» Input data
BEGIN
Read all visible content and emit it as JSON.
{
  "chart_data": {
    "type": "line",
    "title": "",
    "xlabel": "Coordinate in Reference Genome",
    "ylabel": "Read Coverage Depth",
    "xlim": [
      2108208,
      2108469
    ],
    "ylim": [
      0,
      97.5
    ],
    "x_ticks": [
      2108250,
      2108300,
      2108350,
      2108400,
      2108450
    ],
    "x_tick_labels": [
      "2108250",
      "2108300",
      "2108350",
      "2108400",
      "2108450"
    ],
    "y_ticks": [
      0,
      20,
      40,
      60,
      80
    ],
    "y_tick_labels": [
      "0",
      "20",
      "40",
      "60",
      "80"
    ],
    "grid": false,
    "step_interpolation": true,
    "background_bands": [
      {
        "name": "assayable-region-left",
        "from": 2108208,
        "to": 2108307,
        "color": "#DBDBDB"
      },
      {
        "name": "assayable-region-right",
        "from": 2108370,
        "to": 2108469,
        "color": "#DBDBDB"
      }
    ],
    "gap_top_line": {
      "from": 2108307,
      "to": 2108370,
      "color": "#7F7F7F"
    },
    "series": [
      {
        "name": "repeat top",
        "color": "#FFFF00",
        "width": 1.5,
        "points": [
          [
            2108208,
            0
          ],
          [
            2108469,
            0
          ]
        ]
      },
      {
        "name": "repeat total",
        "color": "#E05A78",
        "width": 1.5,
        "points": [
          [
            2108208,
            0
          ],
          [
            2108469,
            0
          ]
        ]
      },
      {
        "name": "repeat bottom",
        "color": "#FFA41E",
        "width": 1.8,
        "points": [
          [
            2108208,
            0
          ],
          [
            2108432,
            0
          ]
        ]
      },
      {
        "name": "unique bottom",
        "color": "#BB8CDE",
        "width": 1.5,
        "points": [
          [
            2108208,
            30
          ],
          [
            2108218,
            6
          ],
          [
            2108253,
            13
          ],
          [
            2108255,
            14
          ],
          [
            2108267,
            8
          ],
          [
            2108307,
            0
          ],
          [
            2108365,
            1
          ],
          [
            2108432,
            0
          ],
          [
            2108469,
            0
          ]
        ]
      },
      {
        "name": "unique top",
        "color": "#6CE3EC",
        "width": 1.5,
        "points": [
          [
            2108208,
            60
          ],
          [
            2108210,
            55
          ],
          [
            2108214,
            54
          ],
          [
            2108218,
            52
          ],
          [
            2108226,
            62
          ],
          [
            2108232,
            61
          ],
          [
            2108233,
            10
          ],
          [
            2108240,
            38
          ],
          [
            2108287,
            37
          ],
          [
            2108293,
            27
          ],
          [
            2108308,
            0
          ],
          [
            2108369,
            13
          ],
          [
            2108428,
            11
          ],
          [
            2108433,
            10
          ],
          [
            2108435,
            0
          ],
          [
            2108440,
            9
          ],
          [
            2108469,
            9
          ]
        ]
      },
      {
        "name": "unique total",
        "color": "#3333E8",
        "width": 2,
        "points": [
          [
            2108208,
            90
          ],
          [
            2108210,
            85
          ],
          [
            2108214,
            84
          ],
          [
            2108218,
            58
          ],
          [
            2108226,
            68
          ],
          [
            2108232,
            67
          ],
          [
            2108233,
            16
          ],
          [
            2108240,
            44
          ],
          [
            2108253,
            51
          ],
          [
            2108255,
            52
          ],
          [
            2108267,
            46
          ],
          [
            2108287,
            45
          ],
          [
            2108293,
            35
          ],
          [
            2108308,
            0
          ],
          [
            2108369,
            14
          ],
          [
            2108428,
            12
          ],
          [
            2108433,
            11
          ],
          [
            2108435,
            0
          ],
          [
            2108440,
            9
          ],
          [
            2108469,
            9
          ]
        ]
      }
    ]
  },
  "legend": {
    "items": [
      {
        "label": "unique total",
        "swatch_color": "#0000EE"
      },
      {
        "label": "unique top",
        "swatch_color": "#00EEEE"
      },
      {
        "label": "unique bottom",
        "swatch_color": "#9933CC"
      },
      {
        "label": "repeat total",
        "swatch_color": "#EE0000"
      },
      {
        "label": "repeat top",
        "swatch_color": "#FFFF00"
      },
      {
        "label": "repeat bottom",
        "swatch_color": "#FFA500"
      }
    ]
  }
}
END
Write the listing out again in its entirety, exactly.

» Result below
Read all visible content and emit it as JSON.
{
  "chart_data": {
    "type": "line",
    "title": "",
    "xlabel": "Coordinate in Reference Genome",
    "ylabel": "Read Coverage Depth",
    "xlim": [
      2108208,
      2108469
    ],
    "ylim": [
      0,
      97.5
    ],
    "x_ticks": [
      2108250,
      2108300,
      2108350,
      2108400,
      2108450
    ],
    "x_tick_labels": [
      "2108250",
      "2108300",
      "2108350",
      "2108400",
      "2108450"
    ],
    "y_ticks": [
      0,
      20,
      40,
      60,
      80
    ],
    "y_tick_labels": [
      "0",
      "20",
      "40",
      "60",
      "80"
    ],
    "grid": false,
    "step_interpolation": true,
    "background_bands": [
      {
        "name": "assayable-region-left",
        "from": 2108208,
        "to": 2108307,
        "color": "#DBDBDB"
      },
      {
        "name": "assayable-region-right",
        "from": 2108370,
        "to": 2108469,
        "color": "#DBDBDB"
      }
    ],
    "gap_top_line": {
      "from": 2108307,
      "to": 2108370,
      "color": "#7F7F7F"
    },
    "series": [
      {
        "name": "repeat top",
        "color": "#FFFF00",
        "width": 1.5,
        "points": [
          [
            2108208,
            0
          ],
          [
            2108469,
            0
          ]
        ]
      },
      {
        "name": "repeat total",
        "color": "#E05A78",
        "width": 1.5,
        "points": [
          [
            2108208,
            0
          ],
          [
            2108469,
            0
          ]
        ]
      },
      {
        "name": "repeat bottom",
        "color": "#FFA41E",
        "width": 1.8,
        "points": [
          [
            2108208,
            0
          ],
          [
            2108432,
            0
          ]
        ]
      },
      {
        "name": "unique bottom",
        "color": "#BB8CDE",
        "width": 1.5,
        "points": [
          [
            2108208,
            30
          ],
          [
            2108218,
            6
          ],
          [
            2108253,
            13
          ],
          [
            2108255,
            14
          ],
          [
            2108267,
            8
          ],
          [
            2108307,
            0
          ],
          [
            2108365,
            1
          ],
          [
            2108432,
            0
          ],
          [
            2108469,
            0
          ]
        ]
      },
      {
        "name": "unique top",
        "color": "#6CE3EC",
        "width": 1.5,
        "points": [
          [
            2108208,
            60
          ],
          [
            2108210,
            55
          ],
          [
            2108214,
            54
          ],
          [
            2108218,
            52
          ],
          [
            2108226,
            62
          ],
          [
            2108232,
            61
          ],
          [
            2108233,
            10
          ],
          [
            2108240,
            38
          ],
          [
            2108287,
            37
          ],
          [
            2108293,
            27
          ],
          [
            2108308,
            0
          ],
          [
            2108369,
            13
          ],
          [
            2108428,
            11
          ],
          [
            2108433,
            10
          ],
          [
            2108435,
            0
          ],
          [
            2108440,
            9
          ],
          [
            2108469,
            9
          ]
        ]
      },
      {
        "name": "unique total",
        "color": "#3333E8",
        "width": 2,
        "points": [
          [
            2108208,
            90
          ],
          [
            2108210,
            85
          ],
          [
            2108214,
            84
          ],
          [
            2108218,
            58
          ],
          [
            2108226,
            68
          ],
          [
            2108232,
            67
          ],
          [
            2108233,
            16
          ],
          [
            2108240,
            44
          ],
          [
            2108253,
            51
          ],
          [
            2108255,
            52
          ],
          [
            2108267,
            46
          ],
          [
            2108287,
            45
          ],
          [
            2108293,
            35
          ],
          [
            2108308,
            0
          ],
          [
            2108369,
            14
          ],
          [
            2108428,
            12
          ],
          [
            2108433,
            11
          ],
          [
            2108435,
            0
          ],
          [
            2108440,
            9
          ],
          [
            2108469,
            9
          ]
        ]
      }
    ]
  },
  "legend": {
    "items": [
      {
        "label": "unique total",
        "swatch_color": "#0000EE"
      },
      {
        "label": "unique top",
        "swatch_color": "#00EEEE"
      },
      {
        "label": "unique bottom",
        "swatch_color": "#9933CC"
      },
      {
        "label": "repeat total",
        "swatch_color": "#EE0000"
      },
      {
        "label": "repeat top",
        "swatch_color": "#FFFF00"
      },
      {
        "label": "repeat bottom",
        "swatch_color": "#FFA500"
      }
    ]
  }
}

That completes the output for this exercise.